— What you are asked to do —
Which lines in the records below contain the word "JSON"? Copy each one out.

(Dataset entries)

↓↓↓

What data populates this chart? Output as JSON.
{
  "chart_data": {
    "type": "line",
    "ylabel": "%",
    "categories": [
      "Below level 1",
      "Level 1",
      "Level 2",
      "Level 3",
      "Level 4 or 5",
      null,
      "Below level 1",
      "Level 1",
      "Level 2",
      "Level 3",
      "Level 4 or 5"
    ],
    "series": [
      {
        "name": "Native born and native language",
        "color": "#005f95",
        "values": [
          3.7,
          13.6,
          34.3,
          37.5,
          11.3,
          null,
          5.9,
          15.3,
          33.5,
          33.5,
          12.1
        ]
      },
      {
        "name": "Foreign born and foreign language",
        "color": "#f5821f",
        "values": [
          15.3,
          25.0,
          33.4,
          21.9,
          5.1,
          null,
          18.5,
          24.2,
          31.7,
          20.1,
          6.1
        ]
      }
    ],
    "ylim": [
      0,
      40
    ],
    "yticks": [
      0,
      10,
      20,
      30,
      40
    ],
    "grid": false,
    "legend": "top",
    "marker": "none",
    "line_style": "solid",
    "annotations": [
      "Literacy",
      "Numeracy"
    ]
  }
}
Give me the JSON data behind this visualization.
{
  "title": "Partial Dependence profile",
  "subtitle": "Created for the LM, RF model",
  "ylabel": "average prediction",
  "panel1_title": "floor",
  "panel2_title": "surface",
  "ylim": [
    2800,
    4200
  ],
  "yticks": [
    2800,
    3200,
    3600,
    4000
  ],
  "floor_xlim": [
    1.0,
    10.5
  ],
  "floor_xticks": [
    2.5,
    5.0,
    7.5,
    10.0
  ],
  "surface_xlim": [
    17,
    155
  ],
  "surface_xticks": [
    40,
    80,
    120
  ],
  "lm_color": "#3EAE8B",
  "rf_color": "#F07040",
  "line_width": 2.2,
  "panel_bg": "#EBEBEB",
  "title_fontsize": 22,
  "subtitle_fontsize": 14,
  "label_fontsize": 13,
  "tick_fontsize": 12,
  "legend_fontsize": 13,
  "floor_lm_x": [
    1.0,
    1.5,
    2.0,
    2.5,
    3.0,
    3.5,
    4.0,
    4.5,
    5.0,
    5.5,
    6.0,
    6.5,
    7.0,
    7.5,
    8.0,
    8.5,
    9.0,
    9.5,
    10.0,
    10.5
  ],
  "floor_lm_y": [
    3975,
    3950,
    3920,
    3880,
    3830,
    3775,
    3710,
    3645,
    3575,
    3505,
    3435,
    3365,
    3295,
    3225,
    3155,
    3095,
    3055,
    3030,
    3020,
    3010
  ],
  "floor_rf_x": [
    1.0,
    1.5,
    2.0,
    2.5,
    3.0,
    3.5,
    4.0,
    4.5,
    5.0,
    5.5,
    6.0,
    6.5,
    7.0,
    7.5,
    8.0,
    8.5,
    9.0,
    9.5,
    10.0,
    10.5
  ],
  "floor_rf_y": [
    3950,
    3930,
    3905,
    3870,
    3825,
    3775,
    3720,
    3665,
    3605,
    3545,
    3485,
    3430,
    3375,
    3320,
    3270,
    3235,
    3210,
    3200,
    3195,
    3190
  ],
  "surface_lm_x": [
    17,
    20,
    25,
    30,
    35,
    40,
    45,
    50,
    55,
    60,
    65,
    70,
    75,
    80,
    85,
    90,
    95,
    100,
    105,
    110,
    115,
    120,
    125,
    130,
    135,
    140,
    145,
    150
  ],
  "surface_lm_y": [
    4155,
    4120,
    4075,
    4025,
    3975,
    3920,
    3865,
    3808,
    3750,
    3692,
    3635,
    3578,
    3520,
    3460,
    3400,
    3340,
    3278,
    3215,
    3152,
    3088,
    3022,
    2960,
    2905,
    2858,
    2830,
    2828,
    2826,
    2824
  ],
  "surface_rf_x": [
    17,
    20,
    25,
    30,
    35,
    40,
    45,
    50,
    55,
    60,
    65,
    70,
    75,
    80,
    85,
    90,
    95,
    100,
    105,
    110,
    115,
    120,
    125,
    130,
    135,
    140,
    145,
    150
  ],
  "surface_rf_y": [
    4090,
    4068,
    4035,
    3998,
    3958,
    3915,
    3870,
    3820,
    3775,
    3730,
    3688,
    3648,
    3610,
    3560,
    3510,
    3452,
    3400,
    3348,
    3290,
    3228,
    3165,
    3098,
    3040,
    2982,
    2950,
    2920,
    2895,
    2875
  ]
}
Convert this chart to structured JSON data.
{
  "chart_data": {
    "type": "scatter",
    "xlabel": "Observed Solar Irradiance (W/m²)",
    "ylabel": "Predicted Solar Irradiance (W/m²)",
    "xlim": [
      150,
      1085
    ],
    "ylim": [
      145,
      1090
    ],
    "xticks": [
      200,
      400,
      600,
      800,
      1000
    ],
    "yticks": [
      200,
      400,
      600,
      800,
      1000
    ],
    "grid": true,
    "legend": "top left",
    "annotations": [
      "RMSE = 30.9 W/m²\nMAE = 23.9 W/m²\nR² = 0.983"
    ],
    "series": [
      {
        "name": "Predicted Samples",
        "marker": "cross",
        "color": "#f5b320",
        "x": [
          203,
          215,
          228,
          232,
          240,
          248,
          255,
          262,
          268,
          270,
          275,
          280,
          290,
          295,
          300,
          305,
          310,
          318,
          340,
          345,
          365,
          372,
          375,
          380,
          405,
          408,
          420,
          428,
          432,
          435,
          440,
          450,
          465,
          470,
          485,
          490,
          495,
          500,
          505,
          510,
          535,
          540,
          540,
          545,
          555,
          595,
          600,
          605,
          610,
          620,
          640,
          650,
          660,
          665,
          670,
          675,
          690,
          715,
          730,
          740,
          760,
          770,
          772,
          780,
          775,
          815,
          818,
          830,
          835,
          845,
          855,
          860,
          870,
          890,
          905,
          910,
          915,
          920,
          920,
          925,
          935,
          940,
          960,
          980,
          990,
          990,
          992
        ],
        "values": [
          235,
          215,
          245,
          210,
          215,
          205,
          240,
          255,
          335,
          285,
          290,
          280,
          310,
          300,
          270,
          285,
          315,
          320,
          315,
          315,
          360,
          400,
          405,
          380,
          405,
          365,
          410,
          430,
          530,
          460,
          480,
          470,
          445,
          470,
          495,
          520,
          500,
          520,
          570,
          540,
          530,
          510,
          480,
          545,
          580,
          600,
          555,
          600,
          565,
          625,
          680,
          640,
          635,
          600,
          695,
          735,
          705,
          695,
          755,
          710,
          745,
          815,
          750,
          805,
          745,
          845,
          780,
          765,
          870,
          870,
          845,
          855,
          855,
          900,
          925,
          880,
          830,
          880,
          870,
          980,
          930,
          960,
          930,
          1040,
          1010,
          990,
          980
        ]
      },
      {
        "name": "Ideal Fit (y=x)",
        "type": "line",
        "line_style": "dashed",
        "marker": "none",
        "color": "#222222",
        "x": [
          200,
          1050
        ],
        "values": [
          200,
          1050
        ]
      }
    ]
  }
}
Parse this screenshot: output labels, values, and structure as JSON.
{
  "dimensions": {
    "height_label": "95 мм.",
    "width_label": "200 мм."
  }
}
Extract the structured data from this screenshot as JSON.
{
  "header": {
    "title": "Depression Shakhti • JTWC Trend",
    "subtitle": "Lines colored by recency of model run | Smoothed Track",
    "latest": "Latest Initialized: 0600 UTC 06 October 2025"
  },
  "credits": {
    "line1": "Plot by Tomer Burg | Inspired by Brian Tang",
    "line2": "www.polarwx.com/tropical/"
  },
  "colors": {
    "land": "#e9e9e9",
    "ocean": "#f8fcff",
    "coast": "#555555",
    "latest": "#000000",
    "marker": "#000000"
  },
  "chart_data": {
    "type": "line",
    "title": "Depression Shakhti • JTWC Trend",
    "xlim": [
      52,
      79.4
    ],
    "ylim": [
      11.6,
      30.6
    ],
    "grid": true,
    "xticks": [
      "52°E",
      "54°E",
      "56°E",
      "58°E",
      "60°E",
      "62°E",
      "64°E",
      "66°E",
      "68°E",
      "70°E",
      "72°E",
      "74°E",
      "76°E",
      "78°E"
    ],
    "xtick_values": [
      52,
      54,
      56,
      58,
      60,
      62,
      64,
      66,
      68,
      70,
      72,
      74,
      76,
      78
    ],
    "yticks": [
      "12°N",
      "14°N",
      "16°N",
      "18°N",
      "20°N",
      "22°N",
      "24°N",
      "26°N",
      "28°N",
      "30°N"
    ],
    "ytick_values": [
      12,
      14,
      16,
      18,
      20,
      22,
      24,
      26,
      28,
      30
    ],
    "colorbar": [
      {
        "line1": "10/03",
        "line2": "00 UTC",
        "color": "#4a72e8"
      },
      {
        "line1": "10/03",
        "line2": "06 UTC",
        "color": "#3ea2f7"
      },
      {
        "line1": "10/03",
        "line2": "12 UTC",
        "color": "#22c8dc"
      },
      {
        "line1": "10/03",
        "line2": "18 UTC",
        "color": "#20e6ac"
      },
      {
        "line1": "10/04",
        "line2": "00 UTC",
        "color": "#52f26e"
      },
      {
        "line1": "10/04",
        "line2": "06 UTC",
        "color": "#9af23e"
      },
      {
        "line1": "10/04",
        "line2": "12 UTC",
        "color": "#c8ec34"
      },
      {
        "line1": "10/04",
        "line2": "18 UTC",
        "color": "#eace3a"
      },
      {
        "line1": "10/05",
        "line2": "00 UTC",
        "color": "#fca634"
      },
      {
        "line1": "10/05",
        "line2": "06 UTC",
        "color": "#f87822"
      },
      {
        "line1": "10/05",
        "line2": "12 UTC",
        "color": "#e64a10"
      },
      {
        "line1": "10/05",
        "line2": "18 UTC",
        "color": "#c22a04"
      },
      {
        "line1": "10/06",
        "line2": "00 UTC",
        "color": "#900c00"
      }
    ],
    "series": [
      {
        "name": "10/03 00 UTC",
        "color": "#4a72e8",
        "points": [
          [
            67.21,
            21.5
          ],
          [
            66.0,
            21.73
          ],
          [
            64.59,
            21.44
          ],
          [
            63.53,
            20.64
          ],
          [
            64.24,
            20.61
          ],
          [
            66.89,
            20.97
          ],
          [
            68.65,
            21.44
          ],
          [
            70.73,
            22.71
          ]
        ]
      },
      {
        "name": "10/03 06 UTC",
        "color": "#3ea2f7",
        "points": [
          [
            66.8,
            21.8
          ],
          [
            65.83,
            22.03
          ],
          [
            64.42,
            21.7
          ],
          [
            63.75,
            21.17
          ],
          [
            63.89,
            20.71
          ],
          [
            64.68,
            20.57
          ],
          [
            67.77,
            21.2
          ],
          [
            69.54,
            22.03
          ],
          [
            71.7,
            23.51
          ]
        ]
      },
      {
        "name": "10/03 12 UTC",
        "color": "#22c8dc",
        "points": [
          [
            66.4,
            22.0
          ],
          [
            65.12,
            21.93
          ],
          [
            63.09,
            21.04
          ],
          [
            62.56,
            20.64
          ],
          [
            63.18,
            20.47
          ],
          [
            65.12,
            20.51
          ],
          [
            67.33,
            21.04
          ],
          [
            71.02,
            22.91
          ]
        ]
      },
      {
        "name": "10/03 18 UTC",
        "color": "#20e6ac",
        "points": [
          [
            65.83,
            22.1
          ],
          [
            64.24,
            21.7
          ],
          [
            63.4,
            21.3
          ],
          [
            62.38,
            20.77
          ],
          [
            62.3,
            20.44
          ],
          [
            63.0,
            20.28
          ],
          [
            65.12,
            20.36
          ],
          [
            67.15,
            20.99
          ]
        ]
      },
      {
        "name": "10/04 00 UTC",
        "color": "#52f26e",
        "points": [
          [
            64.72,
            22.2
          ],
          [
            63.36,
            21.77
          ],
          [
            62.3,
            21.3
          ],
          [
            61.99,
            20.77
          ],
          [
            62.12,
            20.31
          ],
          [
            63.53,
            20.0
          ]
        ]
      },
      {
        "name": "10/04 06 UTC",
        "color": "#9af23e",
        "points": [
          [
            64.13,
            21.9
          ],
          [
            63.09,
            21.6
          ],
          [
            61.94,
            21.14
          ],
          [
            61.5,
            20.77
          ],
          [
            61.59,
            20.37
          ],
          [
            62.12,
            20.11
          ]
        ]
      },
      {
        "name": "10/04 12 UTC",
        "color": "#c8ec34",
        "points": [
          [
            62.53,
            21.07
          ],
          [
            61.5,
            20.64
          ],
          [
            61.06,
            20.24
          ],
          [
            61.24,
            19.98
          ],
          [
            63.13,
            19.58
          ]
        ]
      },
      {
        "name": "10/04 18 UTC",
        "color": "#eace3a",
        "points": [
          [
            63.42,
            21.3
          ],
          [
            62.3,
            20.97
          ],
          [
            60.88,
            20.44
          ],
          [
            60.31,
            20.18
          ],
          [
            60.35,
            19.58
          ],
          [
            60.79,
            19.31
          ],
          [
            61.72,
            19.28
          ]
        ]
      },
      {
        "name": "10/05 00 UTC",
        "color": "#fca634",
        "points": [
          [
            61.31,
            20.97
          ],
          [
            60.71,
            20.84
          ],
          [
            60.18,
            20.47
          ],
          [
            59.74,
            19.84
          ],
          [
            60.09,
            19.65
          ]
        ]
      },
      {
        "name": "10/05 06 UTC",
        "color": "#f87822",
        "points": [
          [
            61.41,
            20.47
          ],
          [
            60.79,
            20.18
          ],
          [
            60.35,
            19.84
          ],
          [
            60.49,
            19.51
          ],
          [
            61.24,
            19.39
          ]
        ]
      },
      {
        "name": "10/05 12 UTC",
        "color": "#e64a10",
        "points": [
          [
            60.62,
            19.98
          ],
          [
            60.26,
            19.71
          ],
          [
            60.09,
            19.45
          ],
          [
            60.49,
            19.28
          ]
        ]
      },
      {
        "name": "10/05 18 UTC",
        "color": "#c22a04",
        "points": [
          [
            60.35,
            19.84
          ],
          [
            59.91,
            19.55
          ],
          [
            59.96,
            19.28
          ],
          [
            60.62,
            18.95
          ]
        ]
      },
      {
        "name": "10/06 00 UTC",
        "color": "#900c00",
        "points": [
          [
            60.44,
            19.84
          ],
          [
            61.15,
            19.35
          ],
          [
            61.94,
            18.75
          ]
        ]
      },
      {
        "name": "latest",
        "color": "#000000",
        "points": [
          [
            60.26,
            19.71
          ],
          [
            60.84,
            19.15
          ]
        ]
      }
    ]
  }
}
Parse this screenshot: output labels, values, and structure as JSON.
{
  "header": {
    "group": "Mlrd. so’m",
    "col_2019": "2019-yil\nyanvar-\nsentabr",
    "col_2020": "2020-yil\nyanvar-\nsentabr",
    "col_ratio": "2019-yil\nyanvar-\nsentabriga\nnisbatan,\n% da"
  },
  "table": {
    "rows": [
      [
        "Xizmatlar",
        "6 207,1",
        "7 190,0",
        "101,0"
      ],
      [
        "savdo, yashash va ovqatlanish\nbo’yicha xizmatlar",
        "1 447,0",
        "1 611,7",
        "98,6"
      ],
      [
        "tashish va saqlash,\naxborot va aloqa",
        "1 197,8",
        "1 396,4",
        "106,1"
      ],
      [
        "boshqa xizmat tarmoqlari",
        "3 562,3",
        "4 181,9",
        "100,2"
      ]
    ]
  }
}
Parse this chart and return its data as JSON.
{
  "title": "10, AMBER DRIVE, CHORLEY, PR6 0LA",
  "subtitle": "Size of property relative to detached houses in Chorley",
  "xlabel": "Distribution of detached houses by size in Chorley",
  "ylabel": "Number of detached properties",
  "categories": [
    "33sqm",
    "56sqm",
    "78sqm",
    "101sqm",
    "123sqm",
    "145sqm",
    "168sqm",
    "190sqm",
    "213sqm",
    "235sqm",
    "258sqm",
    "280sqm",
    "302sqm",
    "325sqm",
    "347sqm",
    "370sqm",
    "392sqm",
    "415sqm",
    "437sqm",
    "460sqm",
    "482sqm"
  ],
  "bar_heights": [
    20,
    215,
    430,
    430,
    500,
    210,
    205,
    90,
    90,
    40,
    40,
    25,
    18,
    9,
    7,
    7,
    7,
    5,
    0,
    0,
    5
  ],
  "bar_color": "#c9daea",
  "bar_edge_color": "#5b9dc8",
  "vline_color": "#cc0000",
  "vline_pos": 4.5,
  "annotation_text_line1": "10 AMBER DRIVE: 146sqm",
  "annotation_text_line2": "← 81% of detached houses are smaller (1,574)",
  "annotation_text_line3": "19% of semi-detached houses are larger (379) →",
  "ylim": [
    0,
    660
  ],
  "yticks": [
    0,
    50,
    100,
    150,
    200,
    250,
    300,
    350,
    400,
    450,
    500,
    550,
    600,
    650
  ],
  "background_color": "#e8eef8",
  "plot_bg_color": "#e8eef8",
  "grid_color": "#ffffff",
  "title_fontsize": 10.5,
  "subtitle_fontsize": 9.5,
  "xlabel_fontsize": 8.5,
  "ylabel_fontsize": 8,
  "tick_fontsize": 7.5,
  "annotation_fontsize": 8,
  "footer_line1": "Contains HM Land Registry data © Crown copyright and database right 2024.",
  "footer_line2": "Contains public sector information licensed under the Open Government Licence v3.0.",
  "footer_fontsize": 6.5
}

↑↑↑

— Full solution —
What data populates this chart? Output as JSON.
Give me the JSON data behind this visualization.
Convert this chart to structured JSON data.
Parse this screenshot: output labels, values, and structure as JSON.
Extract the structured data from this screenshot as JSON.
Parse this screenshot: output labels, values, and structure as JSON.
Parse this chart and return its data as JSON.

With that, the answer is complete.